Data items
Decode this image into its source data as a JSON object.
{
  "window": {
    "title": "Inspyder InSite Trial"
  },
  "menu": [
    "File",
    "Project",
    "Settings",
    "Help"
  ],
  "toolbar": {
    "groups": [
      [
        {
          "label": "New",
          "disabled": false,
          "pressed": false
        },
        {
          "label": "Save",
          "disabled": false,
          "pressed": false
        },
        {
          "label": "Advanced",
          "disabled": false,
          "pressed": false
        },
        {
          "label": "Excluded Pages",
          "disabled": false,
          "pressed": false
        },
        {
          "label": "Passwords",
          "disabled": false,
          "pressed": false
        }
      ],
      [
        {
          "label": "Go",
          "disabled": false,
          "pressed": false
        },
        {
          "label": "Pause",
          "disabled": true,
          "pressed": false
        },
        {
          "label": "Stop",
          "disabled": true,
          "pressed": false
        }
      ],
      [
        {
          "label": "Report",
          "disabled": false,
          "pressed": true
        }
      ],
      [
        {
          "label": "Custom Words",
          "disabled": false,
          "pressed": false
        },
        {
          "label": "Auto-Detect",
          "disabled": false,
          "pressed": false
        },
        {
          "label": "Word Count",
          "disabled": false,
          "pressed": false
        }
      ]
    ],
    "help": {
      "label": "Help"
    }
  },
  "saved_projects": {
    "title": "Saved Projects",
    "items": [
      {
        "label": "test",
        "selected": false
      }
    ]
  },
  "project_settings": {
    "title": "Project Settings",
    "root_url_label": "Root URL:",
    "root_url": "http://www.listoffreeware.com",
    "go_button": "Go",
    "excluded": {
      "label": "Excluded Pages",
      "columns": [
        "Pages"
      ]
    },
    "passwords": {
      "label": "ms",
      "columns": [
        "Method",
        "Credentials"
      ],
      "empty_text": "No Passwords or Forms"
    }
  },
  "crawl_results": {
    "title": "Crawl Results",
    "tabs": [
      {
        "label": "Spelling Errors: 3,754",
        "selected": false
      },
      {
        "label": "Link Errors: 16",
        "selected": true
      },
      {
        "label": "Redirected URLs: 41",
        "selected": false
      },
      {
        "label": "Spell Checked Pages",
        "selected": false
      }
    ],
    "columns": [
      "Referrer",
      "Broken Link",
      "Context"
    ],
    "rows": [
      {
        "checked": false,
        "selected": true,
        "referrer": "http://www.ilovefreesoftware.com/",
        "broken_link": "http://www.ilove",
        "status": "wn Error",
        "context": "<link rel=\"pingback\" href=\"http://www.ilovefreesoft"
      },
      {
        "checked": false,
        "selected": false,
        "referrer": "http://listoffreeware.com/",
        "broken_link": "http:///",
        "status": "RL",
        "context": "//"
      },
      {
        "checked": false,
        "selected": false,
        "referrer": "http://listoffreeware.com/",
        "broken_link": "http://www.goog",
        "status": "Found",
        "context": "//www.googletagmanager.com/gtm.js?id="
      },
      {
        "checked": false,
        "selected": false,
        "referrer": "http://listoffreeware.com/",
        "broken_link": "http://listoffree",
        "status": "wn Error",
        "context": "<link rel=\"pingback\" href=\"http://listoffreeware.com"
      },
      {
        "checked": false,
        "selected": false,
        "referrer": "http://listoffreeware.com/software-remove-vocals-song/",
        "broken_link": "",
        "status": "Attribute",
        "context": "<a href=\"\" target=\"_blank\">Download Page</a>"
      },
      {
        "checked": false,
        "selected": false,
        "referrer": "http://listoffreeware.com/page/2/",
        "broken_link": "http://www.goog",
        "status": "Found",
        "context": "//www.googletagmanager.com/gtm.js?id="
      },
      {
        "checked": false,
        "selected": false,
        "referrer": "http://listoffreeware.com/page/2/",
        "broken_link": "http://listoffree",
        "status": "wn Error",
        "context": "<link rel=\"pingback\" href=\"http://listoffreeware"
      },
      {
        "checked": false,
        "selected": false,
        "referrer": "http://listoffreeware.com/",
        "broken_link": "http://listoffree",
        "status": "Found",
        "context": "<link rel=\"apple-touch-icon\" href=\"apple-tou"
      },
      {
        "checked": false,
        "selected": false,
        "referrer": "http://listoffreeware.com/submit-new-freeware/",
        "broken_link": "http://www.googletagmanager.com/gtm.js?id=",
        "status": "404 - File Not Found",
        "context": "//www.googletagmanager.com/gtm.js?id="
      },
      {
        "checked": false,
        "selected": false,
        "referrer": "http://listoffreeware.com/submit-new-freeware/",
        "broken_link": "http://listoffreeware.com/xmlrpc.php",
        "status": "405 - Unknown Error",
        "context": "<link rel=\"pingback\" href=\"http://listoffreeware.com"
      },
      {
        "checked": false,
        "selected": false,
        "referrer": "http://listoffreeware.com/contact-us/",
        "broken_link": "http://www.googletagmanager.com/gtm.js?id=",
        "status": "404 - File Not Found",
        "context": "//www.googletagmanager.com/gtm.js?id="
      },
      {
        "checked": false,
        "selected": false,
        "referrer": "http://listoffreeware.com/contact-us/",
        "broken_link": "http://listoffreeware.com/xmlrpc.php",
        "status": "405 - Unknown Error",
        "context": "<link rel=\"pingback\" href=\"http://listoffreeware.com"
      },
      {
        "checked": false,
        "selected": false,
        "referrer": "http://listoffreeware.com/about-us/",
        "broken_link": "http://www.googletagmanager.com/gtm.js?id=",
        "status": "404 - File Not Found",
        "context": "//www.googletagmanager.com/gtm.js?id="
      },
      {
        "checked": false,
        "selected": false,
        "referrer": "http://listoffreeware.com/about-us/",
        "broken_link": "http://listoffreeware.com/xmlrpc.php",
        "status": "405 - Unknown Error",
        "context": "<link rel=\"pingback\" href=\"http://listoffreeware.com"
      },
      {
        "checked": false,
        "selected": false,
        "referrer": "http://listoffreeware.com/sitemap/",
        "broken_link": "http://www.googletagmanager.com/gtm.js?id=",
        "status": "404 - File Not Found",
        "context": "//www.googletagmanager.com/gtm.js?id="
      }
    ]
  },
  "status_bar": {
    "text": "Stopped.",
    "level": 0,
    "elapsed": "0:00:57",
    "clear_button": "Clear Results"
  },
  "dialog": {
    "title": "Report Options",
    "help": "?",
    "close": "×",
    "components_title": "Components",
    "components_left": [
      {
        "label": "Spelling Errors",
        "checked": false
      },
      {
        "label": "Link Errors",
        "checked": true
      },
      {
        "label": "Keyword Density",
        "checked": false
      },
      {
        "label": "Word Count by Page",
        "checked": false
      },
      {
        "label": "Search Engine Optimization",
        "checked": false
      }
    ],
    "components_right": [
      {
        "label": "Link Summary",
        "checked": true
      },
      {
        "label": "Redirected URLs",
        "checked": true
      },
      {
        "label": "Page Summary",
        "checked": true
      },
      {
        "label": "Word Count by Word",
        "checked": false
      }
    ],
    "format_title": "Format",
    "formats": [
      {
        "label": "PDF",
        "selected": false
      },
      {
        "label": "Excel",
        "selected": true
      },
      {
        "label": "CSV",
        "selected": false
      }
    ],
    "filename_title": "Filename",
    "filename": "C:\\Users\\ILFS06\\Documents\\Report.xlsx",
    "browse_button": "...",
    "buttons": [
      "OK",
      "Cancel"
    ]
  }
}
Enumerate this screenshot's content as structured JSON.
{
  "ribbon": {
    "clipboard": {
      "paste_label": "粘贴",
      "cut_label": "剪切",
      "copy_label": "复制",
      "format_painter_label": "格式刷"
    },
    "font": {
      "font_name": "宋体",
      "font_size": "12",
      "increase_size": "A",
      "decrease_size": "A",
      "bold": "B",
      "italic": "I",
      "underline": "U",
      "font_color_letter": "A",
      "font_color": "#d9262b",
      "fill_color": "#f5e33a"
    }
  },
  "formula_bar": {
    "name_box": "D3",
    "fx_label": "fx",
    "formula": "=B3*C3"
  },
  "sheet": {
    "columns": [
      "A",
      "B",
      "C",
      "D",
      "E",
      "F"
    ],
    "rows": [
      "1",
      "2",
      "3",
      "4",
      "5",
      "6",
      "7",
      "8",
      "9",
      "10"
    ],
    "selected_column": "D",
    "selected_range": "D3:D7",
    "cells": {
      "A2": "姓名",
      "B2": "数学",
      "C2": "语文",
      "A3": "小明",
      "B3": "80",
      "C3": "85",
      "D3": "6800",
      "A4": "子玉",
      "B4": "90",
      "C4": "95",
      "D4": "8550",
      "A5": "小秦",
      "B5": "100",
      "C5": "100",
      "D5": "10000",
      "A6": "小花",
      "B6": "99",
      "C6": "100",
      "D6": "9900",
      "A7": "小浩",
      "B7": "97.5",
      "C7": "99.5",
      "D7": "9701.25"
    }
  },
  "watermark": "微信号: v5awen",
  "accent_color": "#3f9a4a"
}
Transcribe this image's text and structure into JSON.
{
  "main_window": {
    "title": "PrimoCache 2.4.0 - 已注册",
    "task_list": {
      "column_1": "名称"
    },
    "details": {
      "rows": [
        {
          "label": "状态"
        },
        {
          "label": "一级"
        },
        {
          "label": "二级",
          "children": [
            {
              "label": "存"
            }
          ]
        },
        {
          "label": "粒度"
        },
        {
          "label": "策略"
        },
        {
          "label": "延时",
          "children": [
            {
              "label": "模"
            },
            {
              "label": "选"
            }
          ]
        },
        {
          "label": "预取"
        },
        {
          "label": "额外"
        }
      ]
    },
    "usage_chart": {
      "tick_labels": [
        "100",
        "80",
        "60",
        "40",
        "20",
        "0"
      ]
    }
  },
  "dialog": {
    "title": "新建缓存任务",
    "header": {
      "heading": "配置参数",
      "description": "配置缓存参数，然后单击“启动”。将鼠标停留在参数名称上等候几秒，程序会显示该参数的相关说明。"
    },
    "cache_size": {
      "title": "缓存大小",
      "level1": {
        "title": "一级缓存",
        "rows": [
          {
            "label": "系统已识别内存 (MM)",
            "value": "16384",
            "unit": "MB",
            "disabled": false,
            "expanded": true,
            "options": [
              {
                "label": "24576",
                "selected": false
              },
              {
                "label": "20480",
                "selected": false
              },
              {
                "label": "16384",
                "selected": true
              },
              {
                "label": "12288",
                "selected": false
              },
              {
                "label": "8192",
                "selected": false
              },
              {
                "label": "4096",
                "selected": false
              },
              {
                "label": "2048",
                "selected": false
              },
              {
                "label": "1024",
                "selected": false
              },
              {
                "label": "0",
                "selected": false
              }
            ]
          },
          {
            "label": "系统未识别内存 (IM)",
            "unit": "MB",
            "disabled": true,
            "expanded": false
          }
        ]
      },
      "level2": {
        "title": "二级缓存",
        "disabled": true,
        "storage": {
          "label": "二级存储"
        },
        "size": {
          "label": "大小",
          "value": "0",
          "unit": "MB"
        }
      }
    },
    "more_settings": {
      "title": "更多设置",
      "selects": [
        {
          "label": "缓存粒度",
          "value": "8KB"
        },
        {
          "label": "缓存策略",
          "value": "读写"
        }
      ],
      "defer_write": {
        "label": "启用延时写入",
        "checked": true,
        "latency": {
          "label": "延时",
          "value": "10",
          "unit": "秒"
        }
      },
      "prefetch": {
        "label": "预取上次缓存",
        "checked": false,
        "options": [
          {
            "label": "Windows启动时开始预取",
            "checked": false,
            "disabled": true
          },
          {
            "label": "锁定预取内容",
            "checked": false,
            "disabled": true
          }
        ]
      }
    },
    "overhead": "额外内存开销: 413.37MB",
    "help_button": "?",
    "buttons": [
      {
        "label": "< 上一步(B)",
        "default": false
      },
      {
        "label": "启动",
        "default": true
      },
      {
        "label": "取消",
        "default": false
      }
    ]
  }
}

Exercise> Copy every single line of the material above that holds "JSON".

Expected answer>
Decode this image into its source data as a JSON object.
Enumerate this screenshot's content as structured JSON.
Transcribe this image's text and structure into JSON.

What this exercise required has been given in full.